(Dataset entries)
-- Begin --

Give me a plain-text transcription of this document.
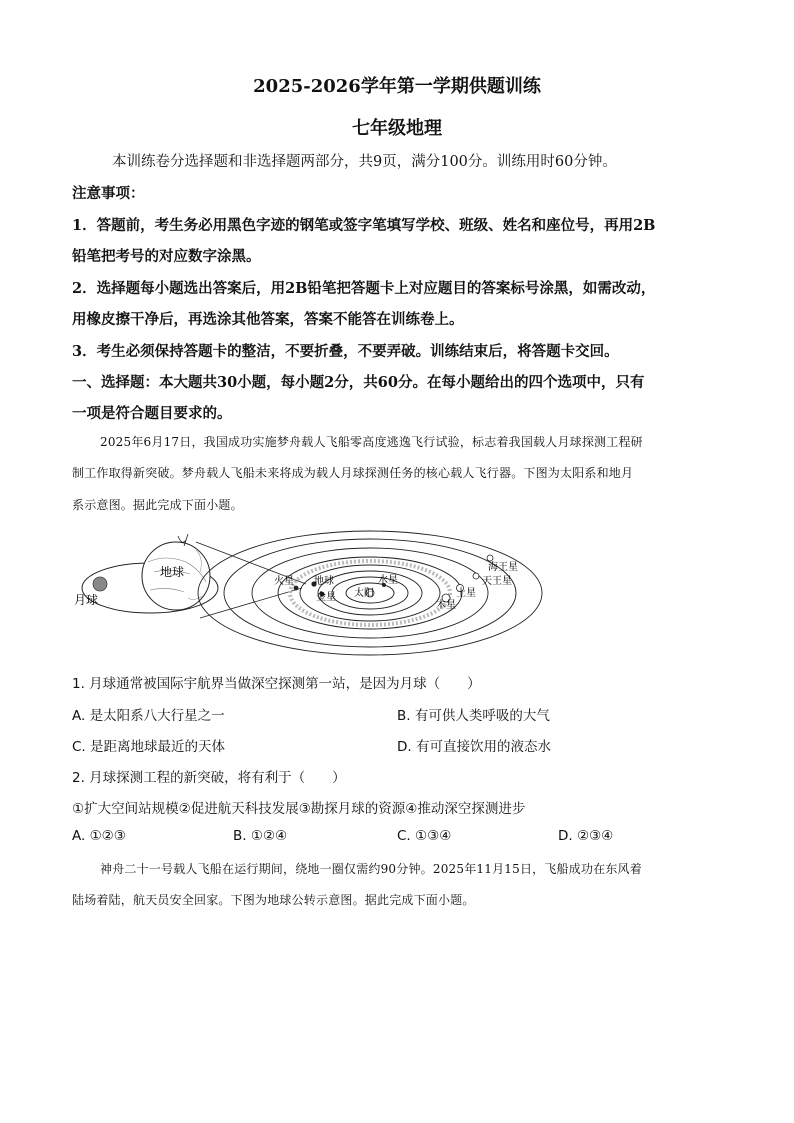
2025-2026学年第一学期供题训练
七年级地理
本训练卷分选择题和非选择题两部分，共9页，满分100分。训练用时60分钟。
注意事项：
1．答题前，考生务必用黑色字迹的钢笔或签字笔填写学校、班级、姓名和座位号，再用2B
铅笔把考号的对应数字涂黑。
2．选择题每小题选出答案后，用2B铅笔把答题卡上对应题目的答案标号涂黑，如需改动，
用橡皮擦干净后，再选涂其他答案，答案不能答在训练卷上。
3．考生必须保持答题卡的整洁，不要折叠，不要弄破。训练结束后，将答题卡交回。
一、选择题：本大题共30小题，每小题2分，共60分。在每小题给出的四个选项中，只有
一项是符合题目要求的。
2025年6月17日，我国成功实施梦舟载人飞船零高度逃逸飞行试验，标志着我国载人月球探测工程研
制工作取得新突破。梦舟载人飞船未来将成为载人月球探测任务的核心载人飞行器。下图为太阳系和地月
系示意图。据此完成下面小题。
月球
地球
太阳
水星
金星
地球
火星
木星
土星
天王星
海王星
1. 月球通常被国际宇航界当做深空探测第一站，是因为月球（　　）
A. 是太阳系八大行星之一	B. 有可供人类呼吸的大气
C. 是距离地球最近的天体	D. 有可直接饮用的液态水
2. 月球探测工程的新突破，将有利于（　　）
①扩大空间站规模②促进航天科技发展③勘探月球的资源④推动深空探测进步
A. ①②③	B. ①②④	C. ①③④	D. ②③④
神舟二十一号载人飞船在运行期间，绕地一圈仅需约90分钟。2025年11月15日，飞船成功在东风着
陆场着陆，航天员安全回家。下图为地球公转示意图。据此完成下面小题。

-- End --

- **Objective**
Pictures appear in the records above. Output everything except them, exactly.

- **Solution**
Give me a plain-text transcription of this document.
2025-2026学年第一学期供题训练
七年级地理
本训练卷分选择题和非选择题两部分，共9页，满分100分。训练用时60分钟。
注意事项：
1．答题前，考生务必用黑色字迹的钢笔或签字笔填写学校、班级、姓名和座位号，再用2B
铅笔把考号的对应数字涂黑。
2．选择题每小题选出答案后，用2B铅笔把答题卡上对应题目的答案标号涂黑，如需改动，
用橡皮擦干净后，再选涂其他答案，答案不能答在训练卷上。
3．考生必须保持答题卡的整洁，不要折叠，不要弄破。训练结束后，将答题卡交回。
一、选择题：本大题共30小题，每小题2分，共60分。在每小题给出的四个选项中，只有
一项是符合题目要求的。
2025年6月17日，我国成功实施梦舟载人飞船零高度逃逸飞行试验，标志着我国载人月球探测工程研
制工作取得新突破。梦舟载人飞船未来将成为载人月球探测任务的核心载人飞行器。下图为太阳系和地月
系示意图。据此完成下面小题。
月球
地球
太阳
水星
金星
地球
火星
木星
土星
天王星
海王星
1. 月球通常被国际宇航界当做深空探测第一站，是因为月球（　　）
A. 是太阳系八大行星之一	B. 有可供人类呼吸的大气
C. 是距离地球最近的天体	D. 有可直接饮用的液态水
2. 月球探测工程的新突破，将有利于（　　）
①扩大空间站规模②促进航天科技发展③勘探月球的资源④推动深空探测进步
A. ①②③	B. ①②④	C. ①③④	D. ②③④
神舟二十一号载人飞船在运行期间，绕地一圈仅需约90分钟。2025年11月15日，飞船成功在东风着
陆场着陆，航天员安全回家。下图为地球公转示意图。据此完成下面小题。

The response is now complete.